Pitt hasn’t been nominated for an acting Oscar since though he has picked up a few Best Picture nods as a producer and even won one too. Moneyball and The Big Short (2016) were both produced through his Plan B production company though it was in 2013, with 12 Years A Slave, that he was finally allowed to take a gold statue home.
The Steve McQueen-directed movie was nominated in nine categories and as well as winning Best Picture it saw Lupita Nyong’o and John Ridley win for Best Supporting Actress and Best Adapted Screenplay, respectively.
Pitt had a small role in the film based on the life of Solomon Northup (Chiwetel Ejiofor), a free black man from upstate New York who was kidnapped and sold into slavery in the South, though the win as a producer marked a move away from the limelight into a more supportive behind-the-scenes role.
Plan B Entertainment has helped produce several Oscar-winning movies in the time since, including Selma, Moonlight, Beautiful Boy, If Beale Street Could Talk and Vice and Pitt has simultaneously taken a step back from acting, which he spoke about during a recent interview with The New York Times.
“It’ll be fewer and farther in between for me, just because I have other things I want to do now,” Pitt said. “When you feel like you’ve finally got your arms around something, then it’s time to go get your arms around something else.”

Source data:

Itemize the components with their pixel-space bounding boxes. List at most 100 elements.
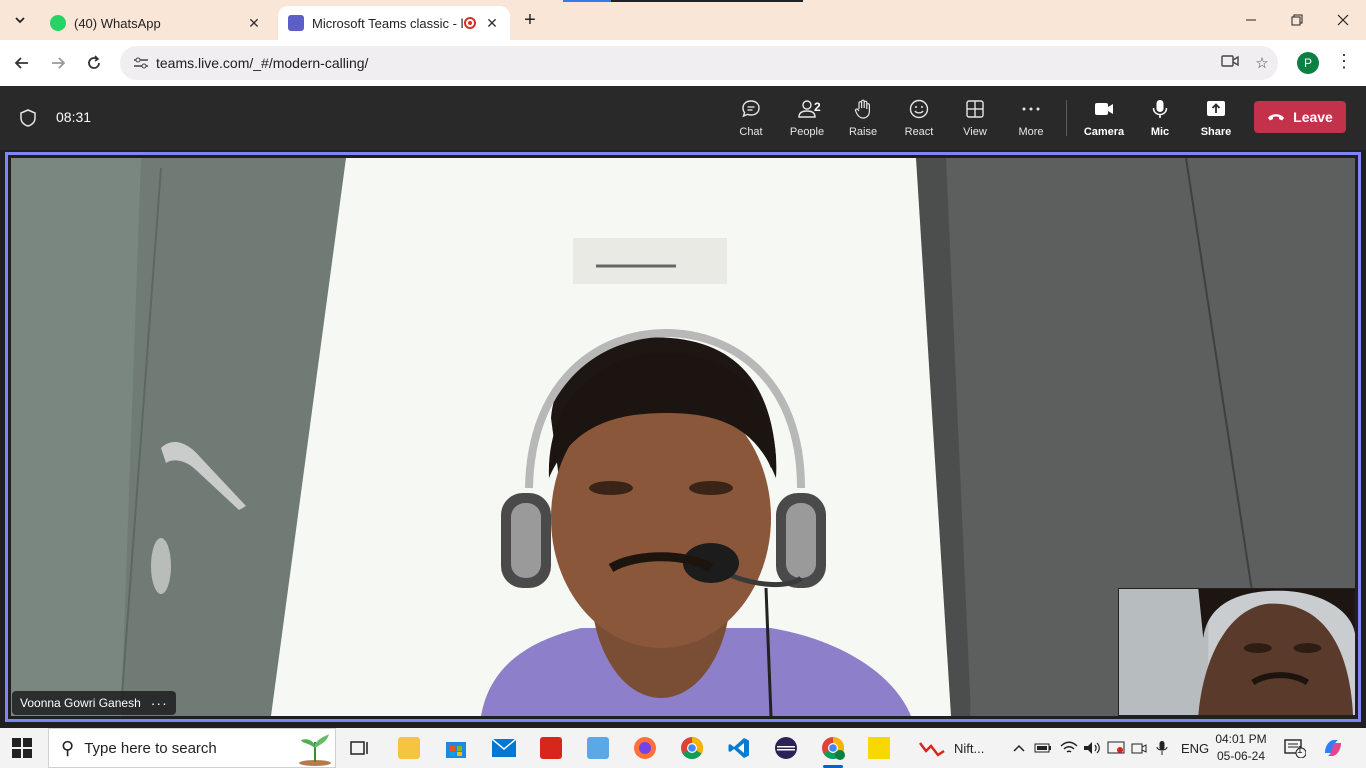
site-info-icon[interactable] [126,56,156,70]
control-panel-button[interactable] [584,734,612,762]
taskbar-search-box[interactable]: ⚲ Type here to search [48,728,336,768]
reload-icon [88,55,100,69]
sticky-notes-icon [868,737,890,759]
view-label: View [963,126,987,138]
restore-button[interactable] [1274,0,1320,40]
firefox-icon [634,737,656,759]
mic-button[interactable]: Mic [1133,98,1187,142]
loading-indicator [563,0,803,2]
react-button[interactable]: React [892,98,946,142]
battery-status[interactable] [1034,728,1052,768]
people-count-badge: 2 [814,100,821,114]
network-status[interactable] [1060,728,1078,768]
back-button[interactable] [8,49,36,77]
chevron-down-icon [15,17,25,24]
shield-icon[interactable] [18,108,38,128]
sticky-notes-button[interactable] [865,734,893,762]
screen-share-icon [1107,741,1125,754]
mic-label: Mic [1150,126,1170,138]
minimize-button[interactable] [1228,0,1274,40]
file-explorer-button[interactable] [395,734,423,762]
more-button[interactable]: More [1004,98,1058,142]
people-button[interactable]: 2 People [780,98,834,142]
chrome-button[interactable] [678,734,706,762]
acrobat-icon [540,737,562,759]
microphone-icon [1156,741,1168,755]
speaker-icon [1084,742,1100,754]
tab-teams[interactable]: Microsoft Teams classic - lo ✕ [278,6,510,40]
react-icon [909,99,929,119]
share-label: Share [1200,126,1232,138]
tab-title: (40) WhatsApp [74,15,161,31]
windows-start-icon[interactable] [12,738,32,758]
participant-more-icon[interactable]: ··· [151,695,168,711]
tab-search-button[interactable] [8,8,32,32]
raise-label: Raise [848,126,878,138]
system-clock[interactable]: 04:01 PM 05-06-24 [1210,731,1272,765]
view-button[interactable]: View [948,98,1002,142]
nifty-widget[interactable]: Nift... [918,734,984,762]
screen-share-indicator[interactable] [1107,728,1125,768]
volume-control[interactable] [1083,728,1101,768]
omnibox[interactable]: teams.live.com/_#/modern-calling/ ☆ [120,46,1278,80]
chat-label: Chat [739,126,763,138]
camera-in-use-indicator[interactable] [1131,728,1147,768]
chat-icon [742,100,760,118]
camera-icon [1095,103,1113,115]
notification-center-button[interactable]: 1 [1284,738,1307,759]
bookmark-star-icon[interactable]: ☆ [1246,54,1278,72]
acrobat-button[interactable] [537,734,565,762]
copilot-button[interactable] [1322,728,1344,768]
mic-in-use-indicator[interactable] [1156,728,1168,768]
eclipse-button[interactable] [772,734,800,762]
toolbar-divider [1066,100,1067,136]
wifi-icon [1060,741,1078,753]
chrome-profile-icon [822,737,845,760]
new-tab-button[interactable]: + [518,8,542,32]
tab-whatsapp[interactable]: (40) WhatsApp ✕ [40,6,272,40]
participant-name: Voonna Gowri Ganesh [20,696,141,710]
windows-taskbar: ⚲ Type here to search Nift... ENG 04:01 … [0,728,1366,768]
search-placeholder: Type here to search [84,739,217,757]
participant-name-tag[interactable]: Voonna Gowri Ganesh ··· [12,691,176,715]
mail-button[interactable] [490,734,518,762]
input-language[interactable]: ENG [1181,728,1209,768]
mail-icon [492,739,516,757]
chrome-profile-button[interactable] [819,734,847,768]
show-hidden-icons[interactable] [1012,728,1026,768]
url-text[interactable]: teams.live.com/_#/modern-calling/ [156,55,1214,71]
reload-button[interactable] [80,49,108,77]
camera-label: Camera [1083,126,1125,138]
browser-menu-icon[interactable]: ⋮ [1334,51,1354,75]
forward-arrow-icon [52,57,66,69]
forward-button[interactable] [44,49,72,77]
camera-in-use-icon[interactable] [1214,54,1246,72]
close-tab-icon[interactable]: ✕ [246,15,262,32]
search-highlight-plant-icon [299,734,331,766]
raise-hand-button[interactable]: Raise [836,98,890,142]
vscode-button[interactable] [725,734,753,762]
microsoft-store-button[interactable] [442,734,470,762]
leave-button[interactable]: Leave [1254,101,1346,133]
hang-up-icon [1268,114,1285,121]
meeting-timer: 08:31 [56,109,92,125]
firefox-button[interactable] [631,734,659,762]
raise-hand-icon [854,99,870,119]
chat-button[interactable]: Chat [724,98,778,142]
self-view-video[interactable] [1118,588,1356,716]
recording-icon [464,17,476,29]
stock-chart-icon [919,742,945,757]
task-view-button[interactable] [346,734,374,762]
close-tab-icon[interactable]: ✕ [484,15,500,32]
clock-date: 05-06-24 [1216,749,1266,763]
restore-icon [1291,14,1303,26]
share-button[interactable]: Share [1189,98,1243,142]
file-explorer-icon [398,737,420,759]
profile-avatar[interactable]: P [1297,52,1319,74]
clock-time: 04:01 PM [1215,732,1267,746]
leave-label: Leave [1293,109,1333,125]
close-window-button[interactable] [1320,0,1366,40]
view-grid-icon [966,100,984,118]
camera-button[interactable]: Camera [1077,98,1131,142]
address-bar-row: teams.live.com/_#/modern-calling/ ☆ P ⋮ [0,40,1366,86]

STATED EXERCISE A:
Using the text about Pitt, decide whether each statement agrees with it. Answer yes or no for each and quote the words that decide it.
(i) 12 Years A Slave was nominated in nine categories.
(ii) Pitt played the lead role in 12 Years A Slave.
(iii) Solomon Northup came from upstate New York.
STATED EXERCISE B:
Answer these questions from the text about Pitt.
(i) Who directed 12 Years A Slave?
(ii) Which production company produced Moneyball and The Big Short?
(iii) Which newspaper interviewed Pitt about stepping back from acting?
STATED EXERCISE C: List every movie that the text about Pitt names as an Oscar-winning movie produced by Plan B Entertainment after 12 Years A Slave.

TASK SOLUTION A:
(i) Yes: "The Steve McQueen-directed movie was nominated in nine categories"
(ii) No: "Pitt had a small role in the film"
(iii) Yes: "a free black man from upstate New York"

TASK SOLUTION B:
(i) Steve McQueen
(ii) Plan B
(iii) The New York Times

TASK SOLUTION C:
Selma
Moonlight
Beautiful Boy
If Beale Street Could Talk
Vice